(Stored dataset items)
-=-=-

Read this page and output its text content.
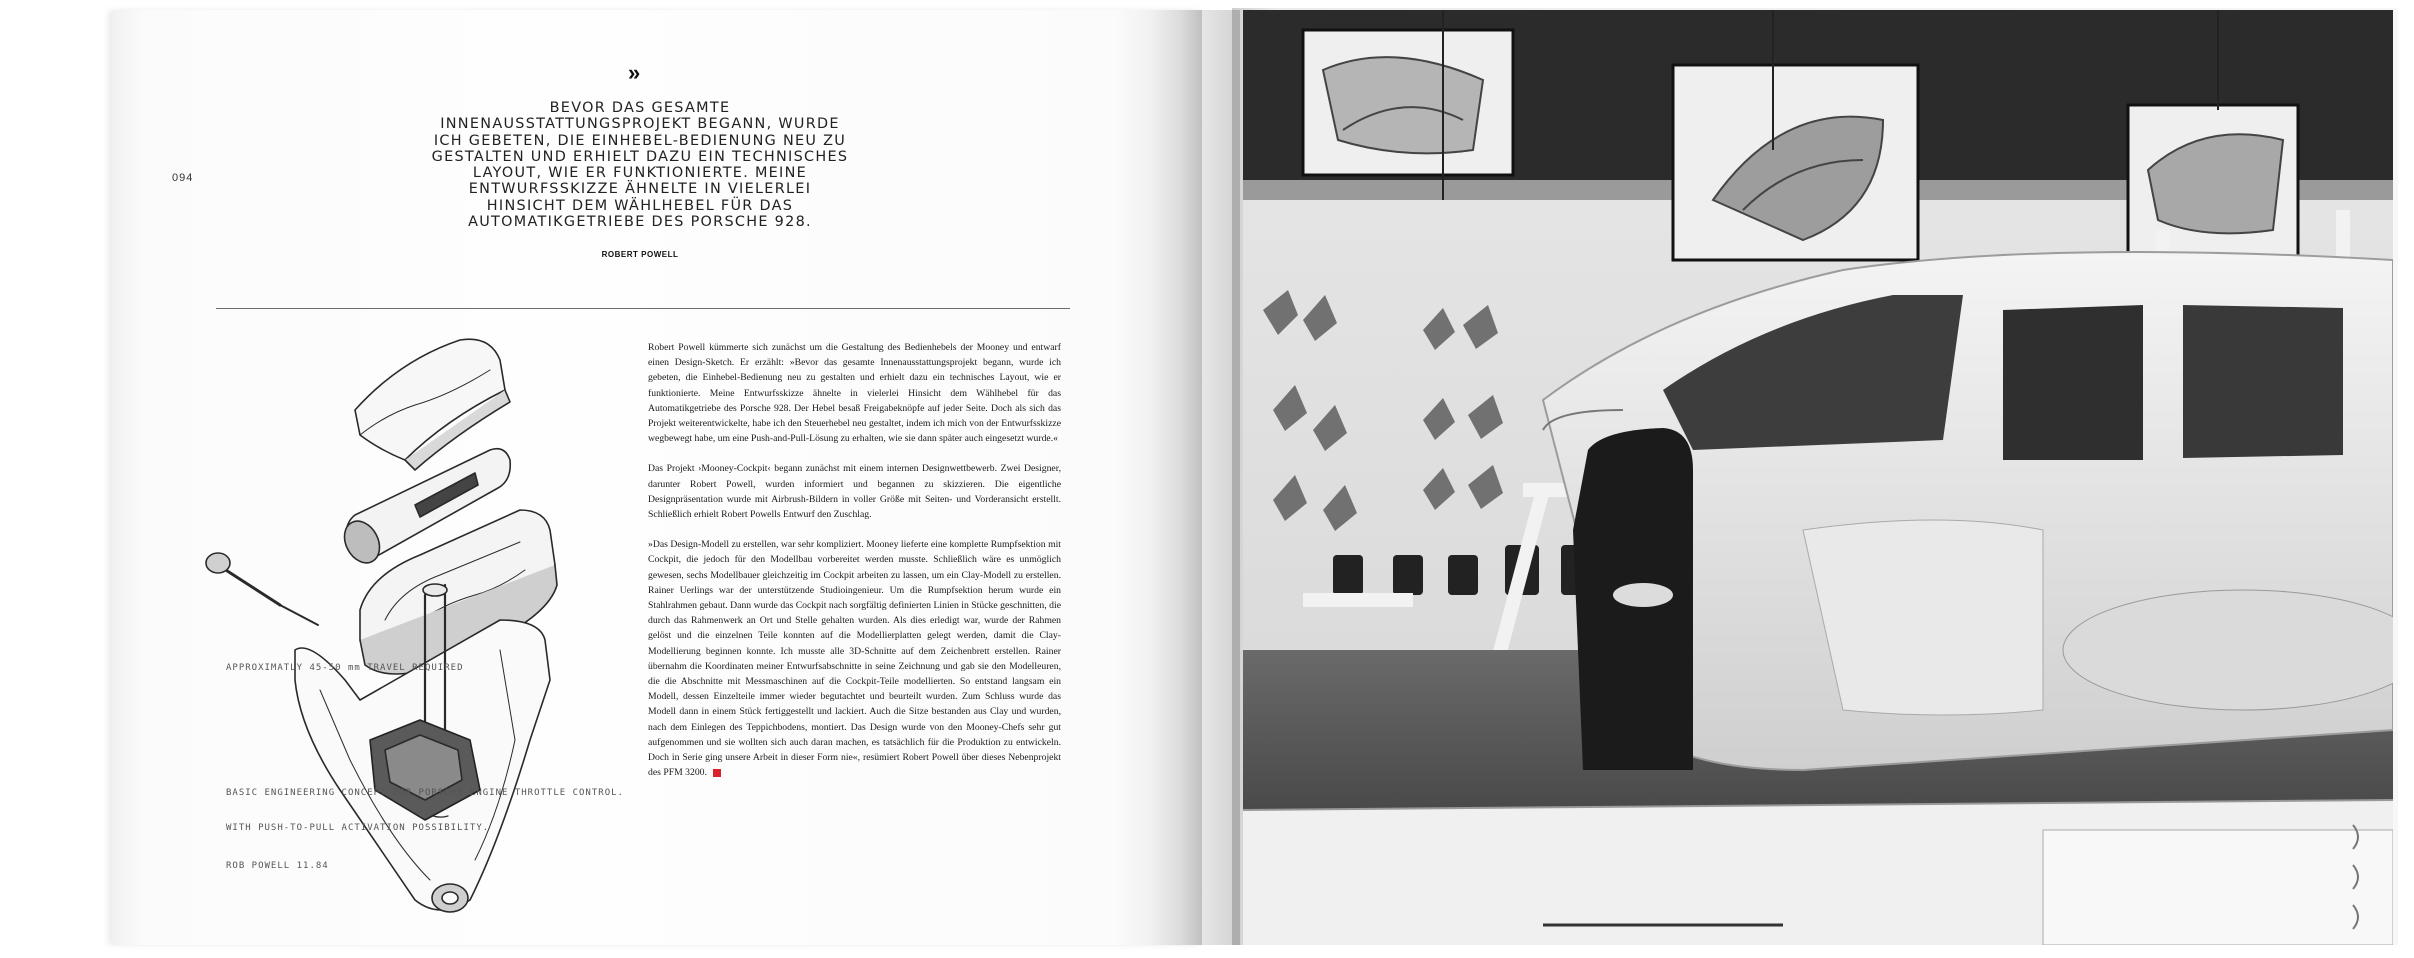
094
»
BEVOR DAS GESAMTE INNENAUSSTATTUNGSPROJEKT BEGANN, WURDE ICH GEBETEN, DIE EINHEBEL-BEDIENUNG NEU ZU GESTALTEN UND ERHIELT DAZU EIN TECHNISCHES LAYOUT, WIE ER FUNKTIONIERTE. MEINE ENTWURFSSKIZZE ÄHNELTE IN VIELERLEI HINSICHT DEM WÄHLHEBEL FÜR DAS AUTOMATIKGETRIEBE DES PORSCHE 928.
ROBERT POWELL
APPROXIMATLY 45-50 mm TRAVEL REQUIRED
BASIC ENGINEERING CONCEPT FOR PORSCHE ENGINE THROTTLE CONTROL.
WITH PUSH-TO-PULL ACTIVATION POSSIBILITY.
ROB POWELL 11.84

Robert Powell kümmerte sich zunächst um die Gestaltung des Bedienhebels der Mooney und entwarf einen Design-Sketch. Er erzählt: »Bevor das gesamte Innenausstattungsprojekt begann, wurde ich gebeten, die Einhebel-Bedienung neu zu gestalten und erhielt dazu ein technisches Layout, wie er funktionierte. Meine Entwurfsskizze ähnelte in vielerlei Hinsicht dem Wählhebel für das Automatikgetriebe des Porsche 928. Der Hebel besaß Freigabeknöpfe auf jeder Seite. Doch als sich das Projekt weiterentwickelte, habe ich den Steuerhebel neu gestaltet, indem ich mich von der Entwurfsskizze wegbewegt habe, um eine Push-and-Pull-Lösung zu erhalten, wie sie dann später auch eingesetzt wurde.«

Das Projekt ›Mooney-Cockpit‹ begann zunächst mit einem internen Designwettbewerb. Zwei Designer, darunter Robert Powell, wurden informiert und begannen zu skizzieren. Die eigentliche Designpräsentation wurde mit Airbrush-Bildern in voller Größe mit Seiten- und Vorderansicht erstellt. Schließlich erhielt Robert Powells Entwurf den Zuschlag.

»Das Design-Modell zu erstellen, war sehr kompliziert. Mooney lieferte eine komplette Rumpfsektion mit Cockpit, die jedoch für den Modellbau vorbereitet werden musste. Schließlich wäre es unmöglich gewesen, sechs Modellbauer gleichzeitig im Cockpit arbeiten zu lassen, um ein Clay-Modell zu erstellen. Rainer Uerlings war der unterstützende Studioingenieur. Um die Rumpfsektion herum wurde ein Stahlrahmen gebaut. Dann wurde das Cockpit nach sorgfältig definierten Linien in Stücke geschnitten, die durch das Rahmenwerk an Ort und Stelle gehalten wurden. Als dies erledigt war, wurde der Rahmen gelöst und die einzelnen Teile konnten auf die Modellierplatten gelegt werden, damit die Clay-Modellierung beginnen konnte. Ich musste alle 3D-Schnitte auf dem Zeichenbrett erstellen. Rainer übernahm die Koordinaten meiner Entwurfsabschnitte in seine Zeichnung und gab sie den Modelleuren, die die Abschnitte mit Messmaschinen auf die Cockpit-Teile modellierten. So entstand langsam ein Modell, dessen Einzelteile immer wieder begutachtet und beurteilt wurden. Zum Schluss wurde das Modell dann in einem Stück fertiggestellt und lackiert. Auch die Sitze bestanden aus Clay und wurden, nach dem Einlegen des Teppichbodens, montiert. Das Design wurde von den Mooney-Chefs sehr gut aufgenommen und sie wollten sich auch daran machen, es tatsächlich für die Produktion zu entwickeln. Doch in Serie ging unsere Arbeit in dieser Form nie«, resümiert Robert Powell über dieses Nebenprojekt des PFM 3200.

-=-=-

▸ PROBLEM:
The records above should be reproduced exactly, with no pictures included.

▸ EXERCISE RESPONSE:
Read this page and output its text content.
094
»
BEVOR DAS GESAMTE INNENAUSSTATTUNGSPROJEKT BEGANN, WURDE ICH GEBETEN, DIE EINHEBEL-BEDIENUNG NEU ZU GESTALTEN UND ERHIELT DAZU EIN TECHNISCHES LAYOUT, WIE ER FUNKTIONIERTE. MEINE ENTWURFSSKIZZE ÄHNELTE IN VIELERLEI HINSICHT DEM WÄHLHEBEL FÜR DAS AUTOMATIKGETRIEBE DES PORSCHE 928.
ROBERT POWELL
APPROXIMATLY 45-50 mm TRAVEL REQUIRED
BASIC ENGINEERING CONCEPT FOR PORSCHE ENGINE THROTTLE CONTROL.
WITH PUSH-TO-PULL ACTIVATION POSSIBILITY.
ROB POWELL 11.84

Robert Powell kümmerte sich zunächst um die Gestaltung des Bedienhebels der Mooney und entwarf einen Design-Sketch. Er erzählt: »Bevor das gesamte Innenausstattungsprojekt begann, wurde ich gebeten, die Einhebel-Bedienung neu zu gestalten und erhielt dazu ein technisches Layout, wie er funktionierte. Meine Entwurfsskizze ähnelte in vielerlei Hinsicht dem Wählhebel für das Automatikgetriebe des Porsche 928. Der Hebel besaß Freigabeknöpfe auf jeder Seite. Doch als sich das Projekt weiterentwickelte, habe ich den Steuerhebel neu gestaltet, indem ich mich von der Entwurfsskizze wegbewegt habe, um eine Push-and-Pull-Lösung zu erhalten, wie sie dann später auch eingesetzt wurde.«

Das Projekt ›Mooney-Cockpit‹ begann zunächst mit einem internen Designwettbewerb. Zwei Designer, darunter Robert Powell, wurden informiert und begannen zu skizzieren. Die eigentliche Designpräsentation wurde mit Airbrush-Bildern in voller Größe mit Seiten- und Vorderansicht erstellt. Schließlich erhielt Robert Powells Entwurf den Zuschlag.

»Das Design-Modell zu erstellen, war sehr kompliziert. Mooney lieferte eine komplette Rumpfsektion mit Cockpit, die jedoch für den Modellbau vorbereitet werden musste. Schließlich wäre es unmöglich gewesen, sechs Modellbauer gleichzeitig im Cockpit arbeiten zu lassen, um ein Clay-Modell zu erstellen. Rainer Uerlings war der unterstützende Studioingenieur. Um die Rumpfsektion herum wurde ein Stahlrahmen gebaut. Dann wurde das Cockpit nach sorgfältig definierten Linien in Stücke geschnitten, die durch das Rahmenwerk an Ort und Stelle gehalten wurden. Als dies erledigt war, wurde der Rahmen gelöst und die einzelnen Teile konnten auf die Modellierplatten gelegt werden, damit die Clay-Modellierung beginnen konnte. Ich musste alle 3D-Schnitte auf dem Zeichenbrett erstellen. Rainer übernahm die Koordinaten meiner Entwurfsabschnitte in seine Zeichnung und gab sie den Modelleuren, die die Abschnitte mit Messmaschinen auf die Cockpit-Teile modellierten. So entstand langsam ein Modell, dessen Einzelteile immer wieder begutachtet und beurteilt wurden. Zum Schluss wurde das Modell dann in einem Stück fertiggestellt und lackiert. Auch die Sitze bestanden aus Clay und wurden, nach dem Einlegen des Teppichbodens, montiert. Das Design wurde von den Mooney-Chefs sehr gut aufgenommen und sie wollten sich auch daran machen, es tatsächlich für die Produktion zu entwickeln. Doch in Serie ging unsere Arbeit in dieser Form nie«, resümiert Robert Powell über dieses Nebenprojekt des PFM 3200.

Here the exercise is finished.